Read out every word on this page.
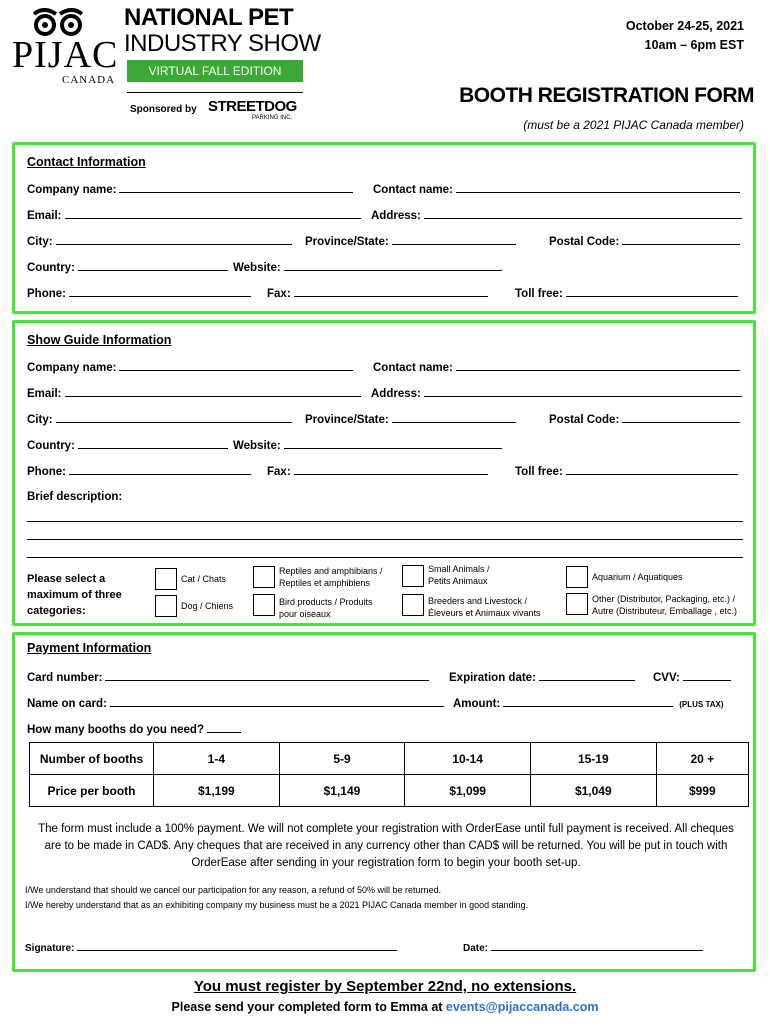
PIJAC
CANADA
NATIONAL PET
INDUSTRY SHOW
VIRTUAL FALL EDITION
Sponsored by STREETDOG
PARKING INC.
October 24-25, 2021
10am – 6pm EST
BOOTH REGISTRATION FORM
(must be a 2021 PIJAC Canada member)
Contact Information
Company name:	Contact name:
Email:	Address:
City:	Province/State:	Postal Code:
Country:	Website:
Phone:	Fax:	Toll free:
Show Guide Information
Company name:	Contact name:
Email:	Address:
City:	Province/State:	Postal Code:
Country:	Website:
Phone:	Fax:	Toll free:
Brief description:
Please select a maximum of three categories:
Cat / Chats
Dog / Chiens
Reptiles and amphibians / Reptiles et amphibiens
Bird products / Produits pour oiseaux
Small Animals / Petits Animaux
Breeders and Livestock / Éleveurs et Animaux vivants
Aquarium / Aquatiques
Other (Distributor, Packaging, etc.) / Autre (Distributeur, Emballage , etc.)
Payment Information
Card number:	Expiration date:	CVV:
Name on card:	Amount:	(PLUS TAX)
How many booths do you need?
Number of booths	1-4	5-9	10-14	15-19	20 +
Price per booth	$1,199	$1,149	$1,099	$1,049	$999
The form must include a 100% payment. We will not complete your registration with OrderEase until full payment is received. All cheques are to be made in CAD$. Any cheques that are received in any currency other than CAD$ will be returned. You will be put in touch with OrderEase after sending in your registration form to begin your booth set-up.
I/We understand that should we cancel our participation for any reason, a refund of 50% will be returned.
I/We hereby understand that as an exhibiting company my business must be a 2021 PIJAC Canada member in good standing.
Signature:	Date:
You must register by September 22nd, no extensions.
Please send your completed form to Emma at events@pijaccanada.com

_ _ _

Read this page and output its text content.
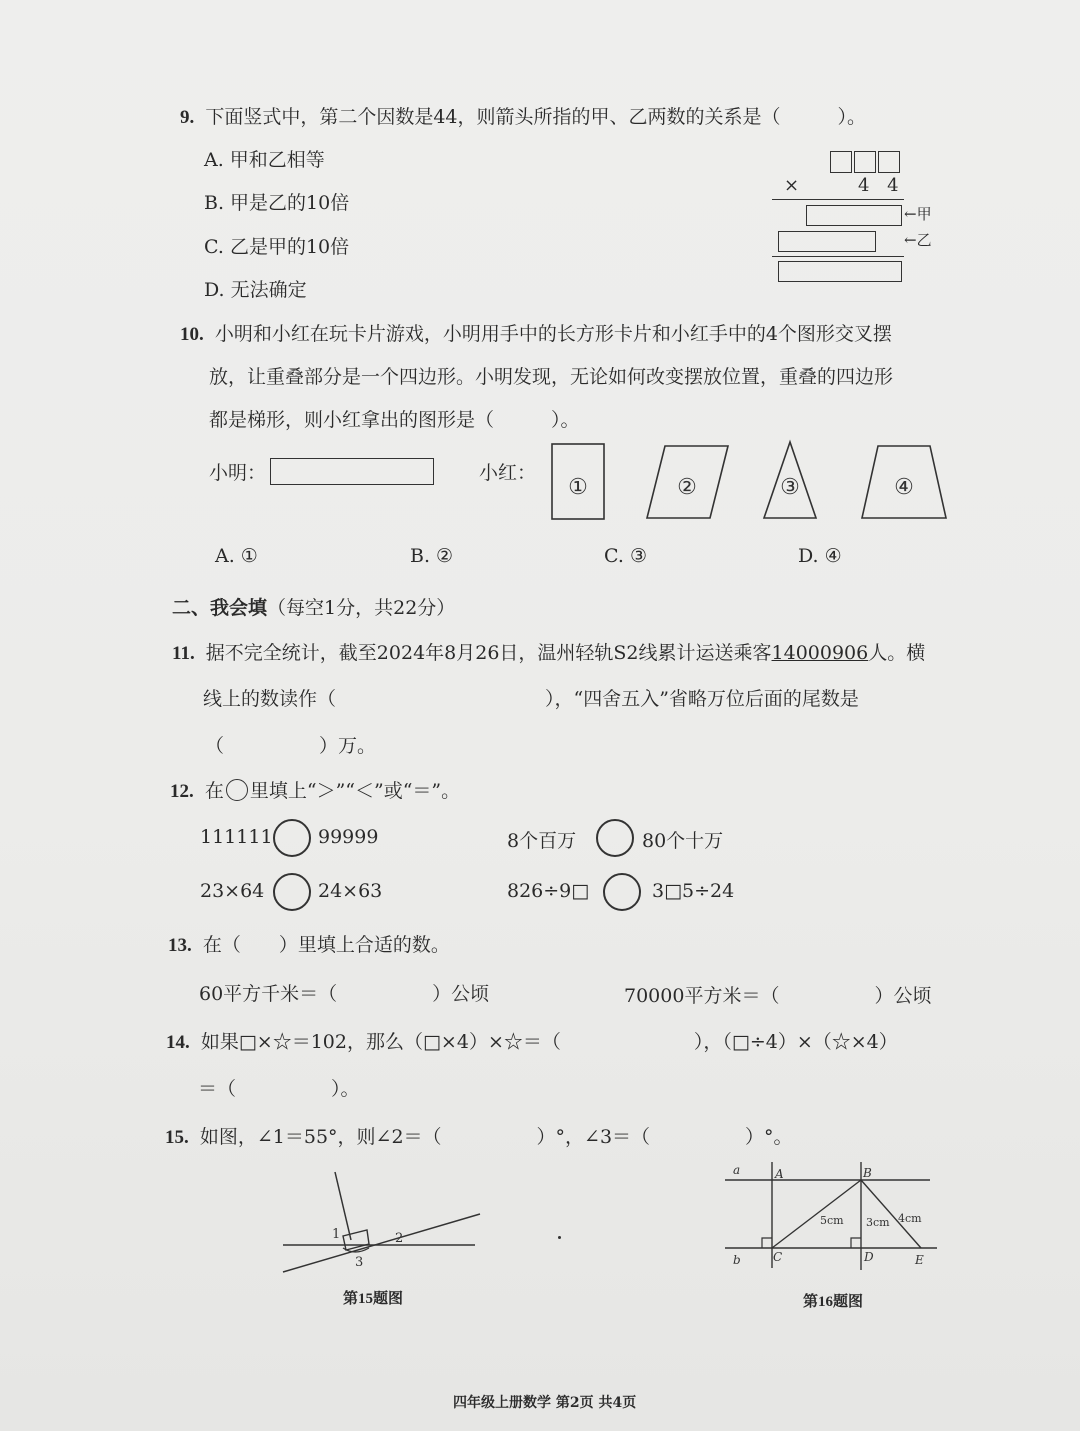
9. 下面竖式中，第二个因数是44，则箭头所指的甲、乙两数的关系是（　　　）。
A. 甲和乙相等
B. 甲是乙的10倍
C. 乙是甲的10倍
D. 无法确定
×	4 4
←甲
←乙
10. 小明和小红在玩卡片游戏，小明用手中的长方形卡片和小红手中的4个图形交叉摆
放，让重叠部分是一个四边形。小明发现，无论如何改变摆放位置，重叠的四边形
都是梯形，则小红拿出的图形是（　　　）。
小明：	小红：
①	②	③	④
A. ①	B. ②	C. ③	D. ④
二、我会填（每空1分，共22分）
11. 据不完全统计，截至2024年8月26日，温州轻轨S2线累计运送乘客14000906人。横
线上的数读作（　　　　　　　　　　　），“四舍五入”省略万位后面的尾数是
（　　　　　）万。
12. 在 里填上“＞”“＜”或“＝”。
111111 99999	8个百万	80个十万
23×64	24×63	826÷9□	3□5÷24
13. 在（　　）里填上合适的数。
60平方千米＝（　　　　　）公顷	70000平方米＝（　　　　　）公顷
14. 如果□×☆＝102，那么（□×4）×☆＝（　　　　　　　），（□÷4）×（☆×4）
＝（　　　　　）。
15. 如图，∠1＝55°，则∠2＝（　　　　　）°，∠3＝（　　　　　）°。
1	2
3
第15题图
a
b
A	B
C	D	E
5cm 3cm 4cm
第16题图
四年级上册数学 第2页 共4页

_ _ _

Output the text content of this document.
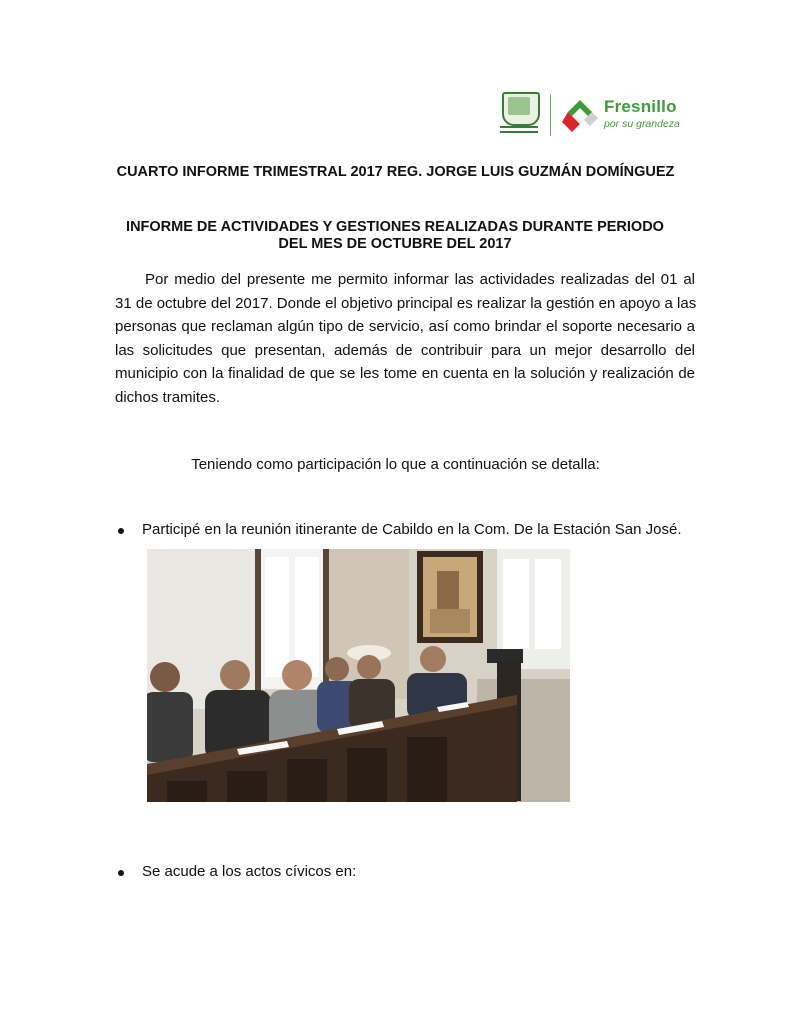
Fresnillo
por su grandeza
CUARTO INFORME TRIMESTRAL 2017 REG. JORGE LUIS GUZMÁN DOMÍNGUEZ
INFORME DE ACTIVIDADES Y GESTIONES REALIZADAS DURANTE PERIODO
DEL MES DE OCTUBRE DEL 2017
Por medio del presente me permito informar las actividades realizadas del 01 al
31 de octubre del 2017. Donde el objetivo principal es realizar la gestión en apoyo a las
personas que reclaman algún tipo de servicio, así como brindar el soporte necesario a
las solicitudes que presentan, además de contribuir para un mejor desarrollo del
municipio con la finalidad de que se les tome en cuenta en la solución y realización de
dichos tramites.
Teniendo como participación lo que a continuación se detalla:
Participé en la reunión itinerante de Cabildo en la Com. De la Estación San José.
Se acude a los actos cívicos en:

_ _ _

Task to complete => Track down every line of the material containing the string "member", and copy it.

Exercise result =>
(must be a 2021 PIJAC Canada member)
I/We hereby understand that as an exhibiting company my business must be a 2021 PIJAC Canada member in good standing.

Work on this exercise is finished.